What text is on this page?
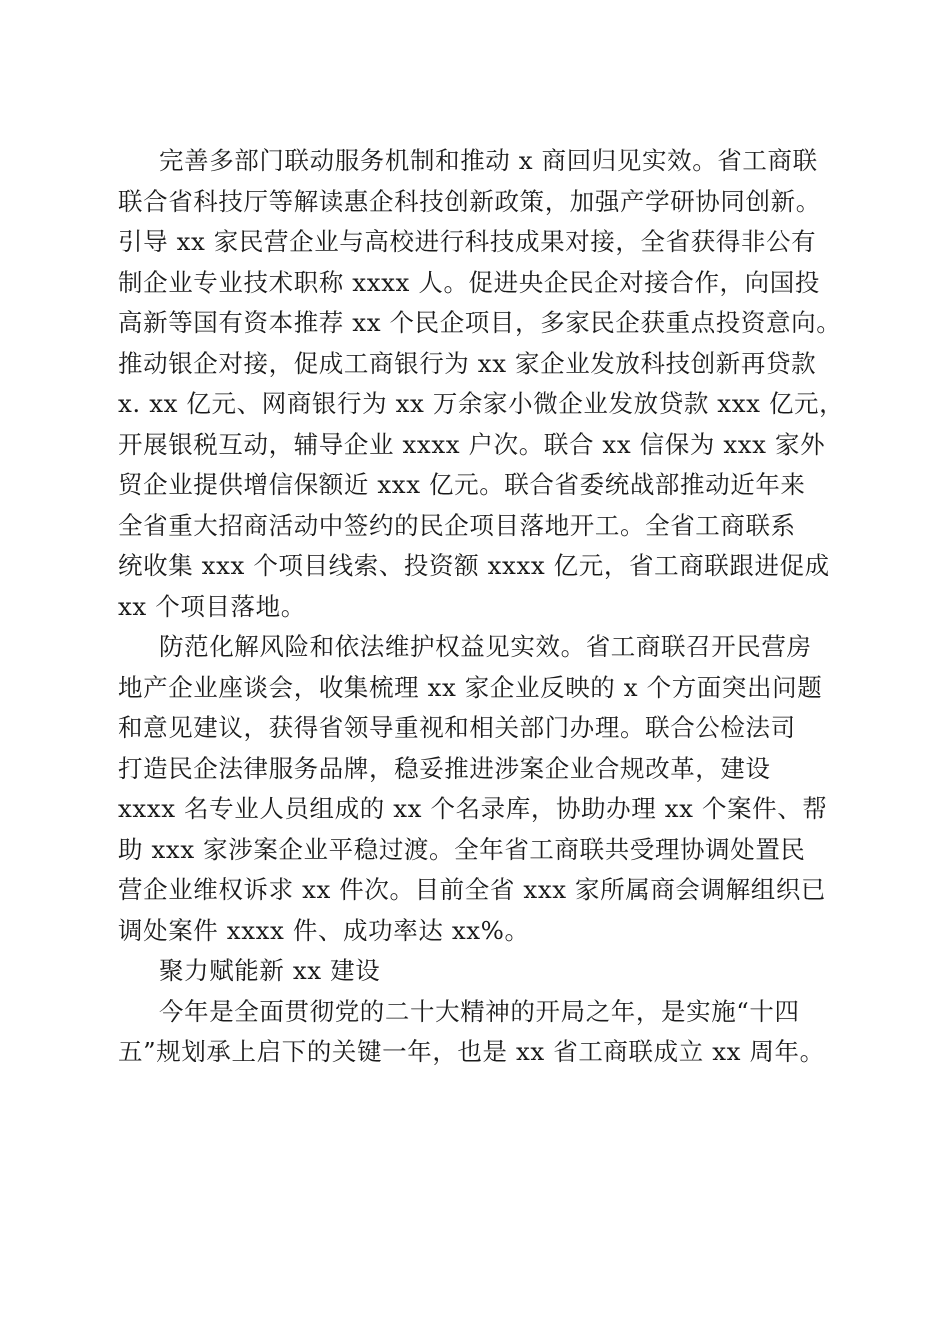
完善多部门联动服务机制和推动 x 商回归见实效。省工商联
联合省科技厅等解读惠企科技创新政策，加强产学研协同创新。
引导 xx 家民营企业与高校进行科技成果对接，全省获得非公有
制企业专业技术职称 xxxx 人。促进央企民企对接合作，向国投
高新等国有资本推荐 xx 个民企项目，多家民企获重点投资意向。
推动银企对接，促成工商银行为 xx 家企业发放科技创新再贷款
x. xx 亿元、网商银行为 xx 万余家小微企业发放贷款 xxx 亿元，
开展银税互动，辅导企业 xxxx 户次。联合 xx 信保为 xxx 家外
贸企业提供增信保额近 xxx 亿元。联合省委统战部推动近年来
全省重大招商活动中签约的民企项目落地开工。全省工商联系
统收集 xxx 个项目线索、投资额 xxxx 亿元，省工商联跟进促成
xx 个项目落地。
防范化解风险和依法维护权益见实效。省工商联召开民营房
地产企业座谈会，收集梳理 xx 家企业反映的 x 个方面突出问题
和意见建议，获得省领导重视和相关部门办理。联合公检法司
打造民企法律服务品牌，稳妥推进涉案企业合规改革，建设
xxxx 名专业人员组成的 xx 个名录库，协助办理 xx 个案件、帮
助 xxx 家涉案企业平稳过渡。全年省工商联共受理协调处置民
营企业维权诉求 xx 件次。目前全省 xxx 家所属商会调解组织已
调处案件 xxxx 件、成功率达 xx%。
聚力赋能新 xx 建设
今年是全面贯彻党的二十大精神的开局之年，是实施“十四
五”规划承上启下的关键一年，也是 xx 省工商联成立 xx 周年。
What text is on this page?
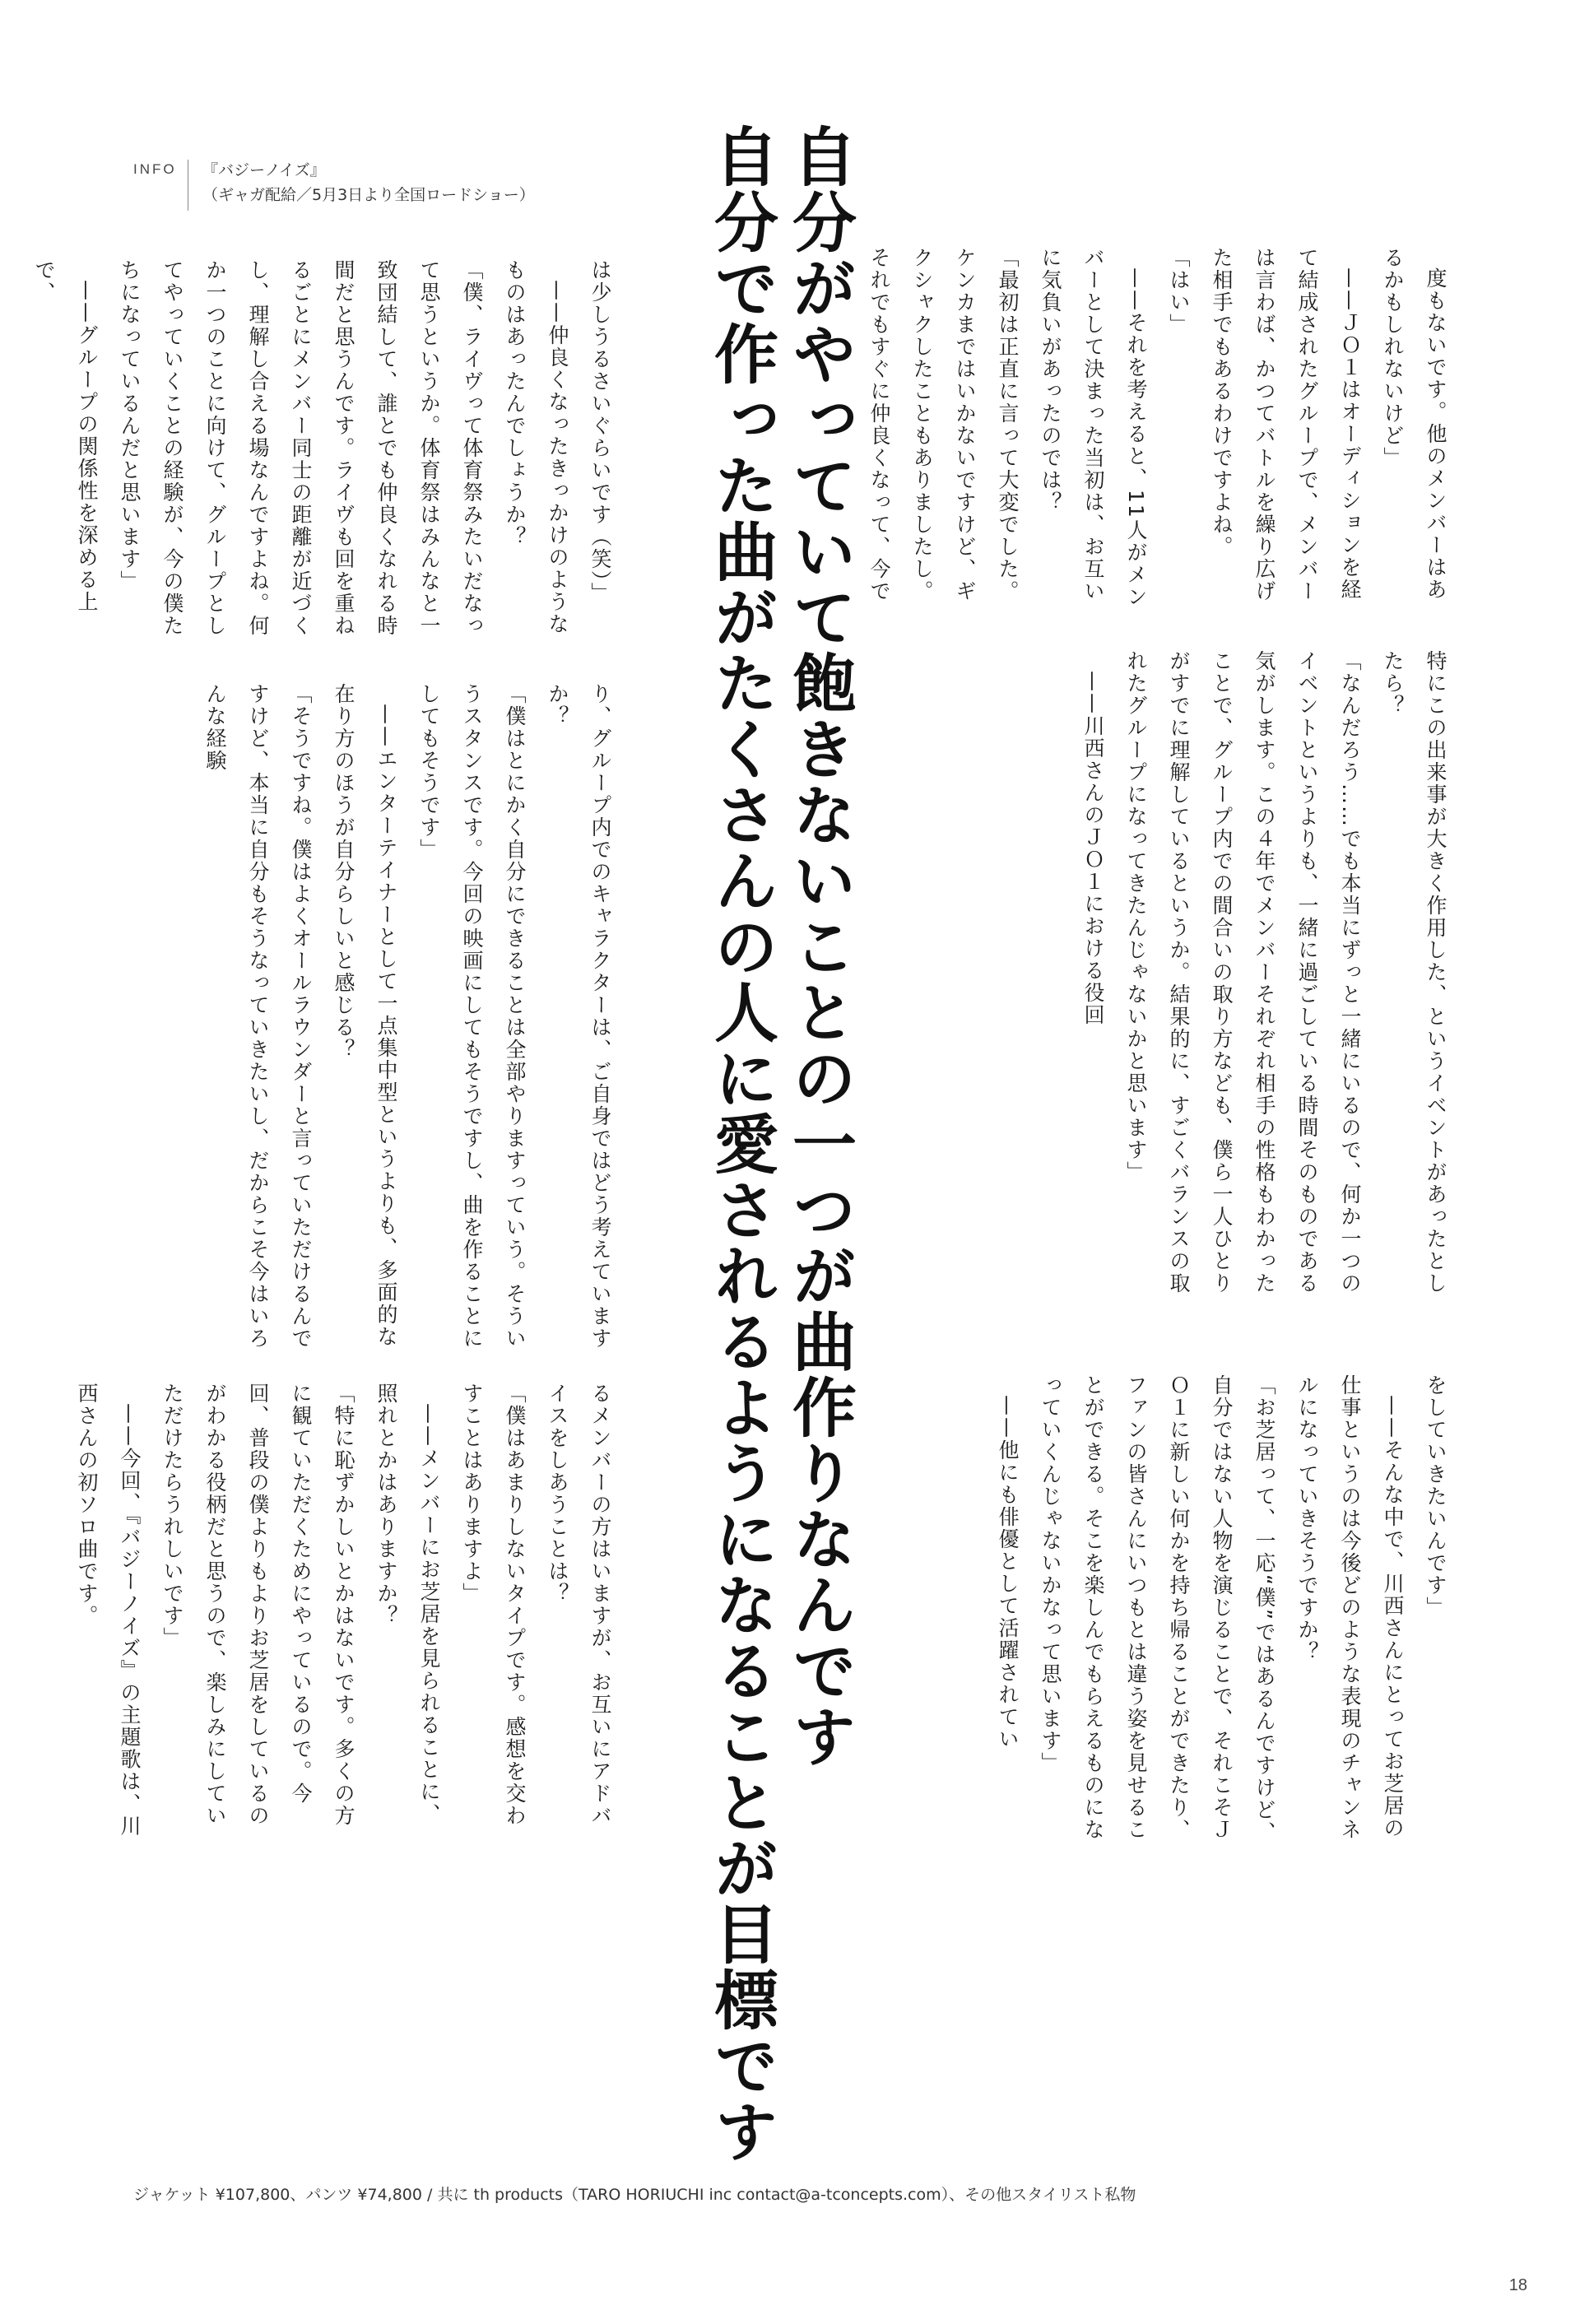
INFO 『バジーノイズ』
（ギャガ配給／5月3日より全国ロードショー）	自分がやっていて飽きないことの一つが曲作りなんです
自分で作った曲がたくさんの人に愛されるようになることが目標です	度もないです。他のメンバーはあるかもしれないけど」

——ＪＯ１はオーディションを経て結成されたグループで、メンバーは言わば、かつてバトルを繰り広げた相手でもあるわけですよね。

「はい」

——それを考えると、11人がメンバーとして決まった当初は、お互いに気負いがあったのでは？

「最初は正直に言って大変でした。ケンカまではいかないですけど、ギクシャクしたこともありましたし。それでもすぐに仲良くなって、今で

は少しうるさいぐらいです（笑）」

——仲良くなったきっかけのようなものはあったんでしょうか？

「僕、ライヴって体育祭みたいだなって思うというか。体育祭はみんなと一致団結して、誰とでも仲良くなれる時間だと思うんです。ライヴも回を重ねるごとにメンバー同士の距離が近づくし、理解し合える場なんですよね。何か一つのことに向けて、グループとしてやっていくことの経験が、今の僕たちになっているんだと思います」

——グループの関係性を深める上で、

特にこの出来事が大きく作用した、というイベントがあったとしたら？

「なんだろう……でも本当にずっと一緒にいるので、何か一つのイベントというよりも、一緒に過ごしている時間そのものである気がします。この４年でメンバーそれぞれ相手の性格もわかったことで、グループ内での間合いの取り方なども、僕ら一人ひとりがすでに理解しているというか。結果的に、すごくバランスの取れたグループになってきたんじゃないかと思います」

——川西さんのＪＯ１における役回

り、グループ内でのキャラクターは、ご自身ではどう考えていますか？

「僕はとにかく自分にできることは全部やりますっていう。そういうスタンスです。今回の映画にしてもそうですし、曲を作ることにしてもそうです」

——エンターテイナーとして一点集中型というよりも、多面的な在り方のほうが自分らしいと感じる？

「そうですね。僕はよくオールラウンダーと言っていただけるんですけど、本当に自分もそうなっていきたいし、だからこそ今はいろんな経験

をしていきたいんです」

——そんな中で、川西さんにとってお芝居の仕事というのは今後どのような表現のチャンネルになっていきそうですか？

「お芝居って、一応“僕”ではあるんですけど、自分ではない人物を演じることで、それこそＪＯ１に新しい何かを持ち帰ることができたり、ファンの皆さんにいつもとは違う姿を見せることができる。そこを楽しんでもらえるものになっていくんじゃないかなって思います」

——他にも俳優として活躍されてい

るメンバーの方はいますが、お互いにアドバイスをしあうことは？

「僕はあまりしないタイプです。感想を交わすことはありますよ」

——メンバーにお芝居を見られることに、照れとかはありますか？

「特に恥ずかしいとかはないです。多くの方に観ていただくためにやっているので。今回、普段の僕よりもよりお芝居をしているのがわかる役柄だと思うので、楽しみにしていただけたらうれしいです」

——今回、『バジーノイズ』の主題歌は、川西さんの初ソロ曲です。

ジャケット ¥107,800、パンツ ¥74,800 / 共に th products（TARO HORIUCHI inc contact@a-tconcepts.com）、その他スタイリスト私物
18
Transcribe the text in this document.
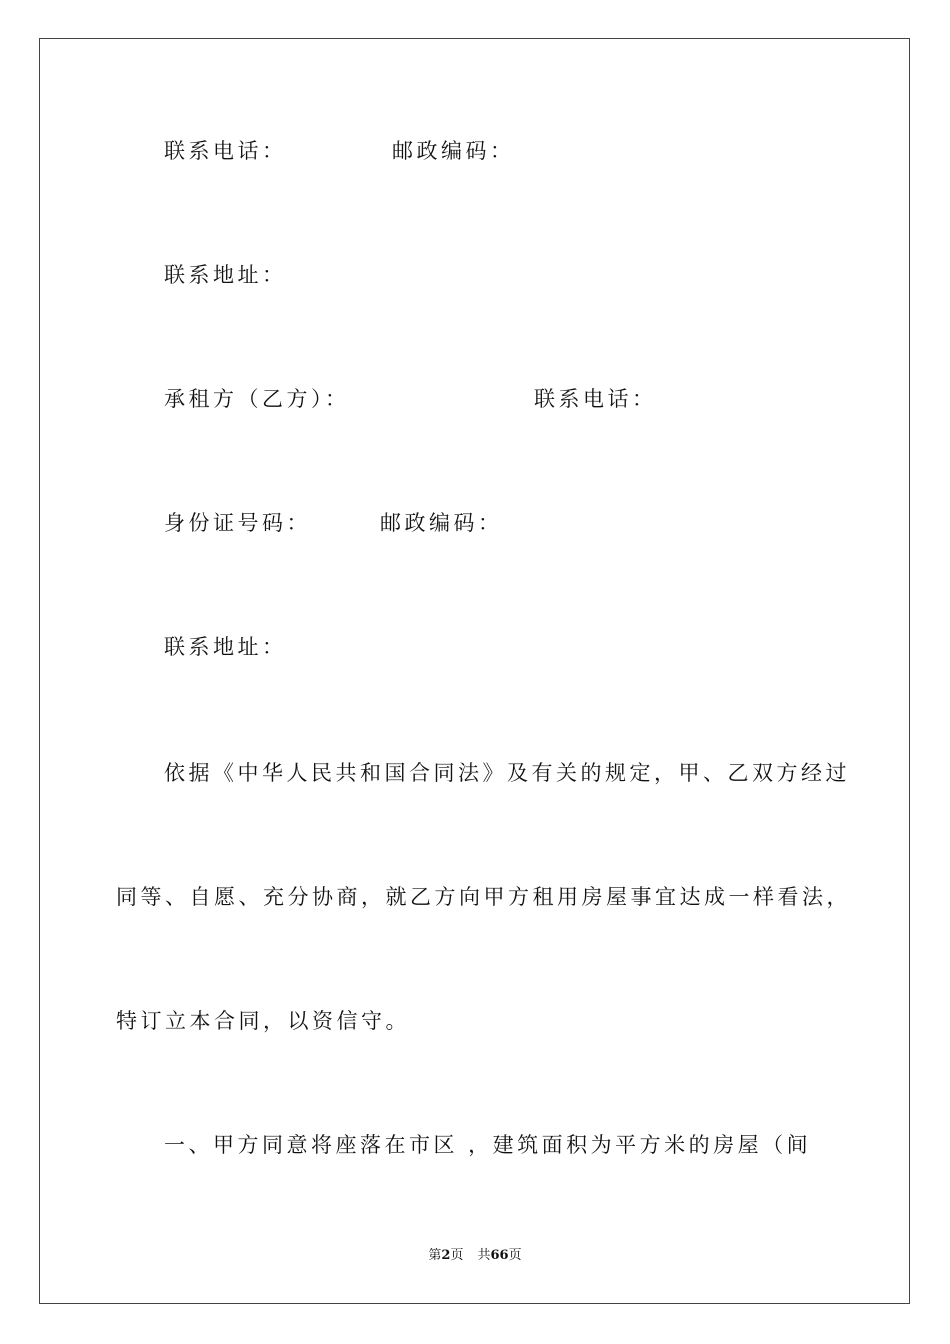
联系电话：	邮政编码：
联系地址：
承租方（乙方）：	联系电话：
身份证号码：	邮政编码：
联系地址：
依据《中华人民共和国合同法》及有关的规定，甲、乙双方经过
同等、自愿、充分协商，就乙方向甲方租用房屋事宜达成一样看法，
特订立本合同，以资信守。
一、甲方同意将座落在市区 ，建筑面积为平方米的房屋（间
第2页 共66页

========================

Task statement » Set down the complete material exactly, but do not include the images.

Answer to the problem »
What text is on this page?
完善多部门联动服务机制和推动 x 商回归见实效。省工商联
联合省科技厅等解读惠企科技创新政策，加强产学研协同创新。
引导 xx 家民营企业与高校进行科技成果对接，全省获得非公有
制企业专业技术职称 xxxx 人。促进央企民企对接合作，向国投
高新等国有资本推荐 xx 个民企项目，多家民企获重点投资意向。
推动银企对接，促成工商银行为 xx 家企业发放科技创新再贷款
x. xx 亿元、网商银行为 xx 万余家小微企业发放贷款 xxx 亿元，
开展银税互动，辅导企业 xxxx 户次。联合 xx 信保为 xxx 家外
贸企业提供增信保额近 xxx 亿元。联合省委统战部推动近年来
全省重大招商活动中签约的民企项目落地开工。全省工商联系
统收集 xxx 个项目线索、投资额 xxxx 亿元，省工商联跟进促成
xx 个项目落地。
防范化解风险和依法维护权益见实效。省工商联召开民营房
地产企业座谈会，收集梳理 xx 家企业反映的 x 个方面突出问题
和意见建议，获得省领导重视和相关部门办理。联合公检法司
打造民企法律服务品牌，稳妥推进涉案企业合规改革，建设
xxxx 名专业人员组成的 xx 个名录库，协助办理 xx 个案件、帮
助 xxx 家涉案企业平稳过渡。全年省工商联共受理协调处置民
营企业维权诉求 xx 件次。目前全省 xxx 家所属商会调解组织已
调处案件 xxxx 件、成功率达 xx%。
聚力赋能新 xx 建设
今年是全面贯彻党的二十大精神的开局之年，是实施“十四
五”规划承上启下的关键一年，也是 xx 省工商联成立 xx 周年。
What text is on this page?
INFO 『バジーノイズ』
（ギャガ配給／5月3日より全国ロードショー）	自分がやっていて飽きないことの一つが曲作りなんです
自分で作った曲がたくさんの人に愛されるようになることが目標です	度もないです。他のメンバーはあるかもしれないけど」

——ＪＯ１はオーディションを経て結成されたグループで、メンバーは言わば、かつてバトルを繰り広げた相手でもあるわけですよね。

「はい」

——それを考えると、11人がメンバーとして決まった当初は、お互いに気負いがあったのでは？

「最初は正直に言って大変でした。ケンカまではいかないですけど、ギクシャクしたこともありましたし。それでもすぐに仲良くなって、今で

は少しうるさいぐらいです（笑）」

——仲良くなったきっかけのようなものはあったんでしょうか？

「僕、ライヴって体育祭みたいだなって思うというか。体育祭はみんなと一致団結して、誰とでも仲良くなれる時間だと思うんです。ライヴも回を重ねるごとにメンバー同士の距離が近づくし、理解し合える場なんですよね。何か一つのことに向けて、グループとしてやっていくことの経験が、今の僕たちになっているんだと思います」

——グループの関係性を深める上で、

特にこの出来事が大きく作用した、というイベントがあったとしたら？

「なんだろう……でも本当にずっと一緒にいるので、何か一つのイベントというよりも、一緒に過ごしている時間そのものである気がします。この４年でメンバーそれぞれ相手の性格もわかったことで、グループ内での間合いの取り方なども、僕ら一人ひとりがすでに理解しているというか。結果的に、すごくバランスの取れたグループになってきたんじゃないかと思います」

——川西さんのＪＯ１における役回

り、グループ内でのキャラクターは、ご自身ではどう考えていますか？

「僕はとにかく自分にできることは全部やりますっていう。そういうスタンスです。今回の映画にしてもそうですし、曲を作ることにしてもそうです」

——エンターテイナーとして一点集中型というよりも、多面的な在り方のほうが自分らしいと感じる？

「そうですね。僕はよくオールラウンダーと言っていただけるんですけど、本当に自分もそうなっていきたいし、だからこそ今はいろんな経験

をしていきたいんです」

——そんな中で、川西さんにとってお芝居の仕事というのは今後どのような表現のチャンネルになっていきそうですか？

「お芝居って、一応“僕”ではあるんですけど、自分ではない人物を演じることで、それこそＪＯ１に新しい何かを持ち帰ることができたり、ファンの皆さんにいつもとは違う姿を見せることができる。そこを楽しんでもらえるものになっていくんじゃないかなって思います」

——他にも俳優として活躍されてい

るメンバーの方はいますが、お互いにアドバイスをしあうことは？

「僕はあまりしないタイプです。感想を交わすことはありますよ」

——メンバーにお芝居を見られることに、照れとかはありますか？

「特に恥ずかしいとかはないです。多くの方に観ていただくためにやっているので。今回、普段の僕よりもよりお芝居をしているのがわかる役柄だと思うので、楽しみにしていただけたらうれしいです」

——今回、『バジーノイズ』の主題歌は、川西さんの初ソロ曲です。

ジャケット ¥107,800、パンツ ¥74,800 / 共に th products（TARO HORIUCHI inc contact@a-tconcepts.com）、その他スタイリスト私物
18
Transcribe the text in this document.
联系电话：	邮政编码：
联系地址：
承租方（乙方）：	联系电话：
身份证号码：	邮政编码：
联系地址：
依据《中华人民共和国合同法》及有关的规定，甲、乙双方经过
同等、自愿、充分协商，就乙方向甲方租用房屋事宜达成一样看法，
特订立本合同，以资信守。
一、甲方同意将座落在市区 ，建筑面积为平方米的房屋（间
第2页 共66页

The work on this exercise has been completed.